### Reading passage
——

[Rd] Quiz: How to get a "named column" from a data frame

Joshua Ulrich josh.m.ulrich at gmail.com
Wed Aug 22 16:15:00 CEST 2012


On Tue, Aug 21, 2012 at 2:34 PM, Duncan Murdoch
<murdoch.duncan at gmail.com> wrote:
> On 12-08-18 12:33 PM, Martin Maechler wrote:
>>>>>>>
>>>>>>> Joshua Ulrich <josh.m.ulrich at gmail.com>
>>>>>>>      on Sat, 18 Aug 2012 10:16:09 -0500 writes:
>>
>>
>>      > I don't know if this is better, but it's the most obvious/shortest
>> I
>>      > could come up with.  Transpose the data.frame column to a 'row'
>> vector
>>      > and drop the dimensions.
>>
>>      R> identical(nv, drop(t(df)))
>>      > [1] TRUE
>>
>> Yes, that's definitely shorter,
>> congratulations!
>>
>> One gotta is that I'd want a solution that also works when the
>> df has more columns than just one...
>>
>> Your idea to use  t(.) is nice and "perfect" insofar as it
>> coerces the data frame to a matrix, and that's really the clue:
>>
>> Where as  df[,1]  is losing the names,
>> the matrix indexing is not.
>> So your solution can be changed into
>>
>>       t(df)[1,]
>>
>> which is even shorter...
>> and slightly less efficient, at least conceptually, than mine, which has
>> been
>>
>>     as.matrix(df)[,1]
>>
>> Now, the remaining question is:  Shouldn't there be something
>> more natural to achieve that?
>> (There is not, currently, AFAIK).
>
>
> I've been offline, so I'm a bit late to this game, but the examples above
> fail when df contains a character column as well as the desired one, because
> everything gets coerced to a character matrix.  You need to select the
> column first, then convert to a matrix, e.g.
>
> drop(t(df[,1,drop=FALSE]))
>

That's true, but I was assuming a one-column data.frame, which can be
achieved via:
df <- data.frame(VAR=nv,CHAR=letters[1:3],stringsAsFactors=FALSE)
drop(t(df[1]))

That said, I prefer the setNames() solution for its efficiency.

——

### Actions to take
1. In the mailing-list thread about named columns, why does Duncan Murdoch say to select the column before turning it into a matrix? Answer in one to three sentences.
2. Write the next part of the mailing-list thread about named columns, starting after its last sentence.
The listing that comes next has nothing to do with the mailing-list thread about named columns.

### Data records
——

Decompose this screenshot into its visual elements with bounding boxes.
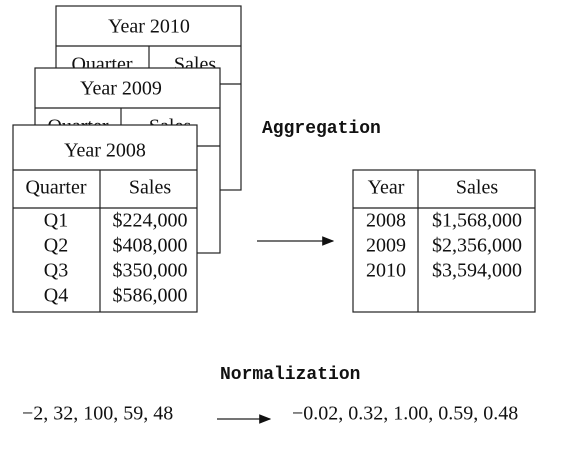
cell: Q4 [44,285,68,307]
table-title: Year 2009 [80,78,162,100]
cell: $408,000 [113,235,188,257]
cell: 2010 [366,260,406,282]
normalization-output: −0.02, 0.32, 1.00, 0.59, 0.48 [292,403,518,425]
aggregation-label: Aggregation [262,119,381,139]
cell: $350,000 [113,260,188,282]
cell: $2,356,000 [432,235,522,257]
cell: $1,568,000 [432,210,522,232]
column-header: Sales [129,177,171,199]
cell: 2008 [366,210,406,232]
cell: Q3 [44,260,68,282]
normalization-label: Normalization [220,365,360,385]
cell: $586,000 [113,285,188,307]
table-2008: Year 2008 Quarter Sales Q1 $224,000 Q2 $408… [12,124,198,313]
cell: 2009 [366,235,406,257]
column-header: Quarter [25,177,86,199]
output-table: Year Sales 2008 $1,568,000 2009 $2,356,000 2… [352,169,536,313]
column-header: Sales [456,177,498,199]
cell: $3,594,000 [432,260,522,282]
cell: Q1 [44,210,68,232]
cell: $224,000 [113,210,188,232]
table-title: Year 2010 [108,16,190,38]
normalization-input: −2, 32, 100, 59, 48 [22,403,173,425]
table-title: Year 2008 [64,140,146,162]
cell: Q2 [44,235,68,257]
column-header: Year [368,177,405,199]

——

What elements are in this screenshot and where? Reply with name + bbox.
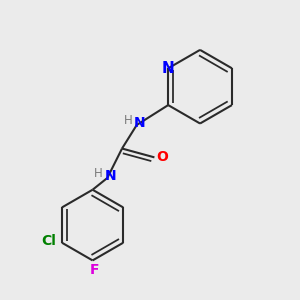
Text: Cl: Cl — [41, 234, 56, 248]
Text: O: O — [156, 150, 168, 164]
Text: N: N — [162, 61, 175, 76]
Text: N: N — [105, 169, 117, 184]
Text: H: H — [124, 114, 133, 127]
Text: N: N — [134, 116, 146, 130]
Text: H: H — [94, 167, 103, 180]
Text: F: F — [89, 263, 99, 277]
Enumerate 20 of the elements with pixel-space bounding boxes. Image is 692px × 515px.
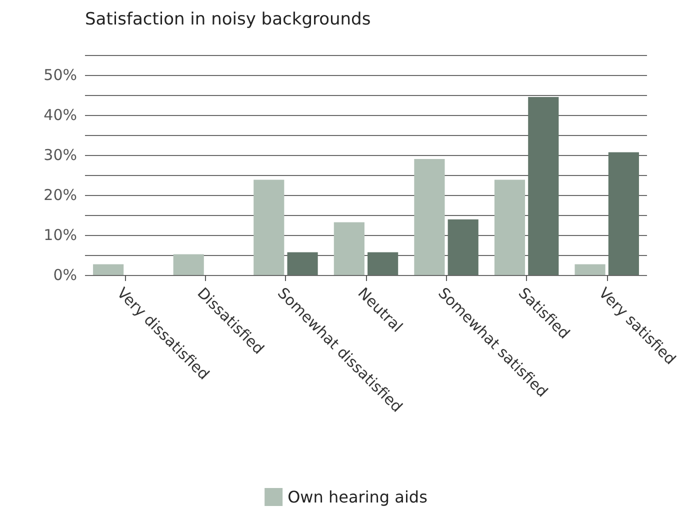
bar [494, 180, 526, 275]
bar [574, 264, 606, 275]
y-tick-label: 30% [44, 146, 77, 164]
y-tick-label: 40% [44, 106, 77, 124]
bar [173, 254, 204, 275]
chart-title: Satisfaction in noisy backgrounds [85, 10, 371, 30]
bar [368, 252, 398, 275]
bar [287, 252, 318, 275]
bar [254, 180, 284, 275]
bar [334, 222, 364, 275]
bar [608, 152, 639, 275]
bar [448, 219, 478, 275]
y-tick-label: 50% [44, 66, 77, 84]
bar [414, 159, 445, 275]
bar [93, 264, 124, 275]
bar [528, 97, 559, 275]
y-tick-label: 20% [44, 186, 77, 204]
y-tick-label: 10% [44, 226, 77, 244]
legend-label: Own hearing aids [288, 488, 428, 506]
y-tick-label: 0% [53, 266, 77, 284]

——

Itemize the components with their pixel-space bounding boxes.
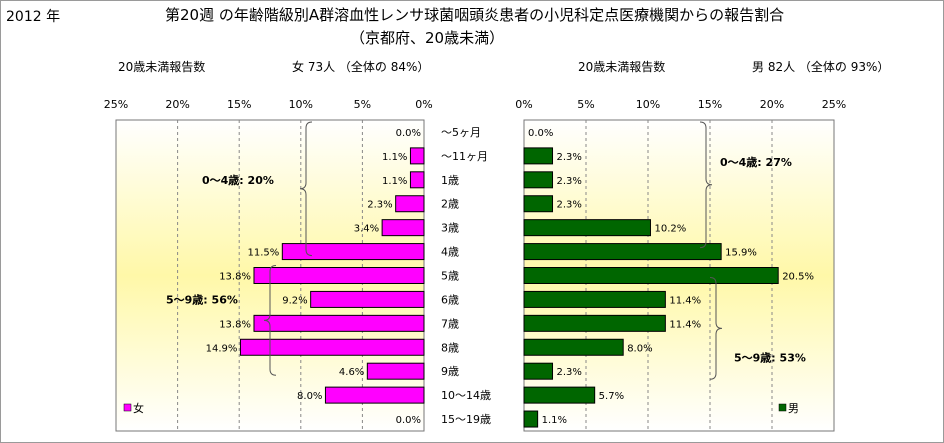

——

### Answers to the exercises
1. If the data frame has a character column besides the wanted one, converting the whole data frame to a matrix turns everything into characters. Selecting the column first, as in drop(t(df[,1,drop=FALSE])), avoids that.

2.
Best,
Josh

> Duncan Murdoch
>
>
>>
>> Martin
>>
>>
>>      > Best,
>>      > --
>>      > Joshua Ulrich  |  about.me/joshuaulrich
>>      > FOSS Trading  |  www.fosstrading.com
>>
>>
>>      > On Sat, Aug 18, 2012 at 10:03 AM, Martin Maechler
>>      > <maechler at stat.math.ethz.ch> wrote:
>>      >> Today, I was looking for an elegant (and efficient) way to get a
>> named
>>      >> (atomic) vector by selecting one column of a data frame.  Of
>> course,
>>      >> the vector names must be the rownames of the data frame.
>>      >>
>>      >> Ok, here is the quiz, I know one quite "cute"/"slick" answer, but
>> was
>>      >> wondering if there are obvious better ones, and also if this
>> should
>>      >> not become more idiomatic (hence "R-devel"):
>>      >>
>>      >> Consider this toy example, where the dataframe already has only
>> one
>>      >> column :
>>      >>
>>      >>> nv <- c(a=1, d=17, e=101); nv
>>      >> a   d   e
>>      >> 1  17 101
>>      >>
>>      >>> df <- as.data.frame(cbind(VAR = nv)); df
>>      >> VAR
>>      >> a   1
>>      >> d  17
>>      >> e 101
>>      >>
>>      >> Now how, can I get 'nv' back from 'df' ?   I.e., how to get
>>      >>
>>      >>> identical(nv, .......)
>>      >> [1] TRUE
>>      >>
>>      >> where ...... only uses 'df' (and no non-standard R packages)?
>>      >>
>>      >> As said, I know a simple solution (*), but I'm sure it is not
>>      >> obvious to most R users and probably not even to the majority of
>>      >> R-devel readers... OTOH, people like Bill Dunlap will not take
>>      >> long to provide it or a better one.
>>      >>
>>      >> (*) In my solution, the above '.......' consists of 17 letters.
>>      >> I'll post it later today (CEST time) ... or confirm
>>      >> that someone else has done so.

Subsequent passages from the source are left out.